[Web page and app entries]
┌──
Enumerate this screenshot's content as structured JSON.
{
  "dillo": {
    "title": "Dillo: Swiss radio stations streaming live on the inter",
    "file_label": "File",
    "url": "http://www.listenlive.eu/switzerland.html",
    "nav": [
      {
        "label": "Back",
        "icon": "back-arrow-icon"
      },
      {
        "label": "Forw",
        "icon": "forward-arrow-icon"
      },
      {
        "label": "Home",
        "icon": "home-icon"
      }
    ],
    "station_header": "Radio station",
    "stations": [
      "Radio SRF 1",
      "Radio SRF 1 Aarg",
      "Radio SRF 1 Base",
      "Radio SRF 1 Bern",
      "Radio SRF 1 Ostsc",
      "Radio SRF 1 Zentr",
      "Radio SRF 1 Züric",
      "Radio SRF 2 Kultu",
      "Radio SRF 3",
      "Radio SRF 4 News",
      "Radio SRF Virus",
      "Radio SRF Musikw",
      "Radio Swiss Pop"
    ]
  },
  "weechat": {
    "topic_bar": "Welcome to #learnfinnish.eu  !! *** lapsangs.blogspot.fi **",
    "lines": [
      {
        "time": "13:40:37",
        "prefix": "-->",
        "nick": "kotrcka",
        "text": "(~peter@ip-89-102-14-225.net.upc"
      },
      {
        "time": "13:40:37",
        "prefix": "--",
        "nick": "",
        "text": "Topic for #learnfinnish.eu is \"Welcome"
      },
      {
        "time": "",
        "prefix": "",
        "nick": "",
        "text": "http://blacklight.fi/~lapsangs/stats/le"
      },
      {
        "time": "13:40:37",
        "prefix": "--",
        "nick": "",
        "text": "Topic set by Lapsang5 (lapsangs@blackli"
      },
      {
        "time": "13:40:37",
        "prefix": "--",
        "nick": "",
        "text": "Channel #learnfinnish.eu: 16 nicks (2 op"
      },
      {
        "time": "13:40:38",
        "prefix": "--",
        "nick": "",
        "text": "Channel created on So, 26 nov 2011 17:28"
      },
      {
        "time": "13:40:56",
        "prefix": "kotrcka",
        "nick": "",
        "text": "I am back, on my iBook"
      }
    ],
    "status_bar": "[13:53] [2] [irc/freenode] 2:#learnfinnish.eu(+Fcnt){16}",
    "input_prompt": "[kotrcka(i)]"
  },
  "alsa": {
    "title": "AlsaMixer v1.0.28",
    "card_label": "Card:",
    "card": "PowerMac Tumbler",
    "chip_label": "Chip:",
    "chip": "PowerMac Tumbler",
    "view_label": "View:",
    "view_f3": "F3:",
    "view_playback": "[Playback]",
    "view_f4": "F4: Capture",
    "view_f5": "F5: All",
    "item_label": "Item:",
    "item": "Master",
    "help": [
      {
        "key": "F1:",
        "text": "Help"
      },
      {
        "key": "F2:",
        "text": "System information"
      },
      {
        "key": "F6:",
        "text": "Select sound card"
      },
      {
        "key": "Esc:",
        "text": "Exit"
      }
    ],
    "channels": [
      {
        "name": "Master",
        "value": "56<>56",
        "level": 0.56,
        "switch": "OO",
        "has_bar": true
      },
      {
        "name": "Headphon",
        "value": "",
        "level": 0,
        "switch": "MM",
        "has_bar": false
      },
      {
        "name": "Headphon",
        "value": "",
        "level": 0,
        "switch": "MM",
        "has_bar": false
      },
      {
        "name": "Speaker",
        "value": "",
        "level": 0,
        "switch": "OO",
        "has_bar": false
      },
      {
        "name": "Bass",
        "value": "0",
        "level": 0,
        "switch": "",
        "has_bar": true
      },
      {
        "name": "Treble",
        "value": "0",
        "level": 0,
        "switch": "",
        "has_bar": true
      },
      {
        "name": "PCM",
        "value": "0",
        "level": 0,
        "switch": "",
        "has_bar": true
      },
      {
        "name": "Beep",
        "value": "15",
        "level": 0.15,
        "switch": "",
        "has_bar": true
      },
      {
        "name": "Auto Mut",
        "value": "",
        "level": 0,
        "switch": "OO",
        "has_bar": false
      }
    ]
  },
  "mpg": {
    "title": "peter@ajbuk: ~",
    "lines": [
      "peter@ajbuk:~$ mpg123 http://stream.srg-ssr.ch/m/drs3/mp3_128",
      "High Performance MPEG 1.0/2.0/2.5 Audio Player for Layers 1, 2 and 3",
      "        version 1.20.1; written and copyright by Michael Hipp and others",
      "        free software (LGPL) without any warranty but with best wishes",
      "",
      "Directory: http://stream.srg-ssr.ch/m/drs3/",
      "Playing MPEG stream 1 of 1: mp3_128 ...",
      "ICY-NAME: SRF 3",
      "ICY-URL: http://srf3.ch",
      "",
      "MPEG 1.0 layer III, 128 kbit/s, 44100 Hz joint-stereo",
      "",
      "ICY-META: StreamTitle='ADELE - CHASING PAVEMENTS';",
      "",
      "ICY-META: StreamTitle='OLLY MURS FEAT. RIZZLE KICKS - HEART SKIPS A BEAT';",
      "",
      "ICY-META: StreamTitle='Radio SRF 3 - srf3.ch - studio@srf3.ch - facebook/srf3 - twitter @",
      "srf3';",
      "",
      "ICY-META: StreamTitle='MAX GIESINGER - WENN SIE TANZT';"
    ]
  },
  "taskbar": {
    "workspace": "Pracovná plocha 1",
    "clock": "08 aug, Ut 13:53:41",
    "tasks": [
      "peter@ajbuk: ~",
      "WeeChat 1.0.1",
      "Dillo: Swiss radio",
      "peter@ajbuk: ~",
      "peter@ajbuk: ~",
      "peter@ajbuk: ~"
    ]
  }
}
└──
Give the entries again in full, with nothing changed.

ANSWER AREA
Enumerate this screenshot's content as structured JSON.
{
  "dillo": {
    "title": "Dillo: Swiss radio stations streaming live on the inter",
    "file_label": "File",
    "url": "http://www.listenlive.eu/switzerland.html",
    "nav": [
      {
        "label": "Back",
        "icon": "back-arrow-icon"
      },
      {
        "label": "Forw",
        "icon": "forward-arrow-icon"
      },
      {
        "label": "Home",
        "icon": "home-icon"
      }
    ],
    "station_header": "Radio station",
    "stations": [
      "Radio SRF 1",
      "Radio SRF 1 Aarg",
      "Radio SRF 1 Base",
      "Radio SRF 1 Bern",
      "Radio SRF 1 Ostsc",
      "Radio SRF 1 Zentr",
      "Radio SRF 1 Züric",
      "Radio SRF 2 Kultu",
      "Radio SRF 3",
      "Radio SRF 4 News",
      "Radio SRF Virus",
      "Radio SRF Musikw",
      "Radio Swiss Pop"
    ]
  },
  "weechat": {
    "topic_bar": "Welcome to #learnfinnish.eu  !! *** lapsangs.blogspot.fi **",
    "lines": [
      {
        "time": "13:40:37",
        "prefix": "-->",
        "nick": "kotrcka",
        "text": "(~peter@ip-89-102-14-225.net.upc"
      },
      {
        "time": "13:40:37",
        "prefix": "--",
        "nick": "",
        "text": "Topic for #learnfinnish.eu is \"Welcome"
      },
      {
        "time": "",
        "prefix": "",
        "nick": "",
        "text": "http://blacklight.fi/~lapsangs/stats/le"
      },
      {
        "time": "13:40:37",
        "prefix": "--",
        "nick": "",
        "text": "Topic set by Lapsang5 (lapsangs@blackli"
      },
      {
        "time": "13:40:37",
        "prefix": "--",
        "nick": "",
        "text": "Channel #learnfinnish.eu: 16 nicks (2 op"
      },
      {
        "time": "13:40:38",
        "prefix": "--",
        "nick": "",
        "text": "Channel created on So, 26 nov 2011 17:28"
      },
      {
        "time": "13:40:56",
        "prefix": "kotrcka",
        "nick": "",
        "text": "I am back, on my iBook"
      }
    ],
    "status_bar": "[13:53] [2] [irc/freenode] 2:#learnfinnish.eu(+Fcnt){16}",
    "input_prompt": "[kotrcka(i)]"
  },
  "alsa": {
    "title": "AlsaMixer v1.0.28",
    "card_label": "Card:",
    "card": "PowerMac Tumbler",
    "chip_label": "Chip:",
    "chip": "PowerMac Tumbler",
    "view_label": "View:",
    "view_f3": "F3:",
    "view_playback": "[Playback]",
    "view_f4": "F4: Capture",
    "view_f5": "F5: All",
    "item_label": "Item:",
    "item": "Master",
    "help": [
      {
        "key": "F1:",
        "text": "Help"
      },
      {
        "key": "F2:",
        "text": "System information"
      },
      {
        "key": "F6:",
        "text": "Select sound card"
      },
      {
        "key": "Esc:",
        "text": "Exit"
      }
    ],
    "channels": [
      {
        "name": "Master",
        "value": "56<>56",
        "level": 0.56,
        "switch": "OO",
        "has_bar": true
      },
      {
        "name": "Headphon",
        "value": "",
        "level": 0,
        "switch": "MM",
        "has_bar": false
      },
      {
        "name": "Headphon",
        "value": "",
        "level": 0,
        "switch": "MM",
        "has_bar": false
      },
      {
        "name": "Speaker",
        "value": "",
        "level": 0,
        "switch": "OO",
        "has_bar": false
      },
      {
        "name": "Bass",
        "value": "0",
        "level": 0,
        "switch": "",
        "has_bar": true
      },
      {
        "name": "Treble",
        "value": "0",
        "level": 0,
        "switch": "",
        "has_bar": true
      },
      {
        "name": "PCM",
        "value": "0",
        "level": 0,
        "switch": "",
        "has_bar": true
      },
      {
        "name": "Beep",
        "value": "15",
        "level": 0.15,
        "switch": "",
        "has_bar": true
      },
      {
        "name": "Auto Mut",
        "value": "",
        "level": 0,
        "switch": "OO",
        "has_bar": false
      }
    ]
  },
  "mpg": {
    "title": "peter@ajbuk: ~",
    "lines": [
      "peter@ajbuk:~$ mpg123 http://stream.srg-ssr.ch/m/drs3/mp3_128",
      "High Performance MPEG 1.0/2.0/2.5 Audio Player for Layers 1, 2 and 3",
      "        version 1.20.1; written and copyright by Michael Hipp and others",
      "        free software (LGPL) without any warranty but with best wishes",
      "",
      "Directory: http://stream.srg-ssr.ch/m/drs3/",
      "Playing MPEG stream 1 of 1: mp3_128 ...",
      "ICY-NAME: SRF 3",
      "ICY-URL: http://srf3.ch",
      "",
      "MPEG 1.0 layer III, 128 kbit/s, 44100 Hz joint-stereo",
      "",
      "ICY-META: StreamTitle='ADELE - CHASING PAVEMENTS';",
      "",
      "ICY-META: StreamTitle='OLLY MURS FEAT. RIZZLE KICKS - HEART SKIPS A BEAT';",
      "",
      "ICY-META: StreamTitle='Radio SRF 3 - srf3.ch - studio@srf3.ch - facebook/srf3 - twitter @",
      "srf3';",
      "",
      "ICY-META: StreamTitle='MAX GIESINGER - WENN SIE TANZT';"
    ]
  },
  "taskbar": {
    "workspace": "Pracovná plocha 1",
    "clock": "08 aug, Ut 13:53:41",
    "tasks": [
      "peter@ajbuk: ~",
      "WeeChat 1.0.1",
      "Dillo: Swiss radio",
      "peter@ajbuk: ~",
      "peter@ajbuk: ~",
      "peter@ajbuk: ~"
    ]
  }
}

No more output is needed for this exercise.